:: AUFGABE ::
Wie lautet im Text zur Erstattung von Kinderbetreuungskosten alles von „2. Die Bundesanstalt“ bis hinunter zu „hätte ausüben können.“? Gib diesen Abschnitt wortgetreu wieder.

:: VORLIEGENDER TEXT ::
2. Die Bundesanstalt für Arbeit (BA) trifft keine Verpflichtung, dem Teilnehmer an einer Fortbildungsmaßnahme die Kosten zu erstatten, die dadurch entstanden sind, daß er wegen der geförderten Bildungsmaßnahme seine Kinder durch Fremde betreuen lassen mußte.
3. Der § 44 Abs 3 AFG verweist nur hinsichtlich der Rechtsfolgen auf § 112 Abs 7 AFG. Es kommt deshalb allein auf das erzielbare Entgelt an, das sich danach richtet, welche Tätigkeit der Teilnehmer objektiv beim Eintritt in die Maßnahme hätte ausüben können.
4. Bei einem Widerspruch zwischen Tenor und den Entscheidungsgründen eines Urteils ist nach allgemeiner Meinung der Tenor maßgebend.
Orientierungssatz
Unmittelbare Entstehung von Kinderbetreuungskosten durch die Fortbildungsmaßnahme - Einstufung nach § 112 Abs 7 AFG:
1. Kinderbetreuungskosten entstehen nur aus Anlaß der Teilnahme an der Maßnahme und nicht unmittelbar durch sie iS von § 45 S 1 AFG.
2. Bei der Feststellung, für welche Tätigkeit der Arbeitslose in Betracht kommt (§ 112 Abs 7 AFG) ist nicht entscheidend, ob er sich von einer früher ausgeübten Tätigkeit gelöst hat. Es ist allein darauf abzustellen, für welche Beschäftigung er objektiv in Betracht kommt.
Normenkette
AFG § 45 S. 1 Fassung: 1977-12-12, § 112 Abs. 7 Fassung: 1969-06-25, § 44 Abs. 3 Nr. 1 Fassung: 1974-08-07
Verfahrensgang
LSG Niedersachsen (Entscheidung vom 17.12.1980; Aktenzeichen L 2/7 Ar 136/79) |
SG Lüneburg (Entscheidung vom 22.10.1979; Aktenzeichen S 13 Ar 88/79) |
Tatbestand
Der 1941 geborene Kläger begehrt die Erstattung von Kinderbetreuungskosten und ein höheres Unterhaltsgeld (Uhg) wegen der Teilnahme an einer beruflichen Bildungsmaßnahme mit dem Ziel, die Prüfung als Industriekaufmann abzulegen.

:: DATENABSCHNITT ::
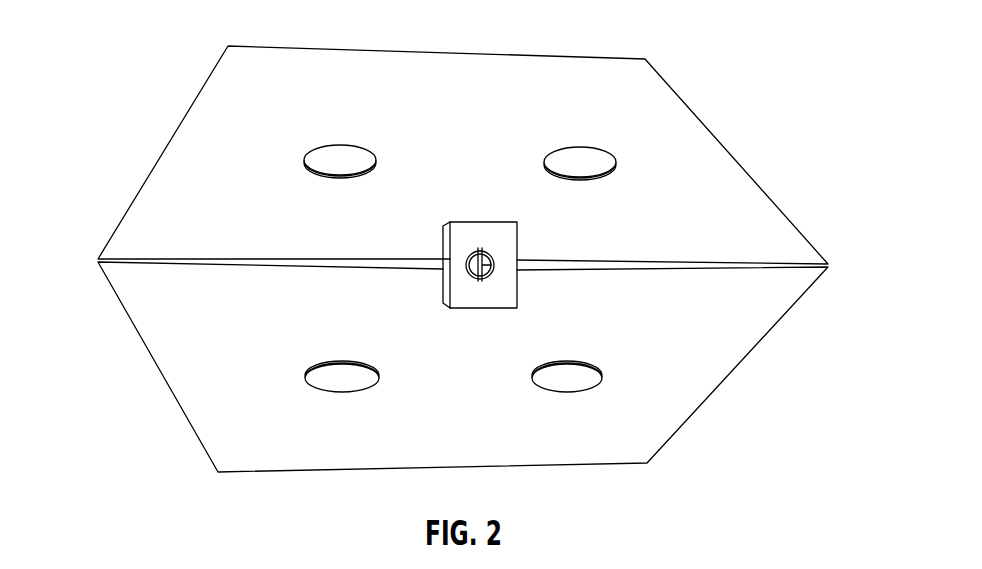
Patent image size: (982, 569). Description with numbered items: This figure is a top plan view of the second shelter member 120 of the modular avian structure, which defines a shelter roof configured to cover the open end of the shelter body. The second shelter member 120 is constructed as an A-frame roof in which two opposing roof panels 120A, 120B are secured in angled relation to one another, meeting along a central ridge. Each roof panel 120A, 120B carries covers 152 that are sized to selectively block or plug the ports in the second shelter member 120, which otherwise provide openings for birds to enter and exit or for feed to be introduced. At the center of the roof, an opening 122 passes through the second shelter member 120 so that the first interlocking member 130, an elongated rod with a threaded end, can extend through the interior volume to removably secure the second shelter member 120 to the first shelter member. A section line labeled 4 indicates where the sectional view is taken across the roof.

:: LÖSUNG ::
2. Die Bundesanstalt für Arbeit (BA) trifft keine Verpflichtung, dem Teilnehmer an einer Fortbildungsmaßnahme die Kosten zu erstatten, die dadurch entstanden sind, daß er wegen der geförderten Bildungsmaßnahme seine Kinder durch Fremde betreuen lassen mußte.
3. Der § 44 Abs 3 AFG verweist nur hinsichtlich der Rechtsfolgen auf § 112 Abs 7 AFG. Es kommt deshalb allein auf das erzielbare Entgelt an, das sich danach richtet, welche Tätigkeit der Teilnehmer objektiv beim Eintritt in die Maßnahme hätte ausüben können.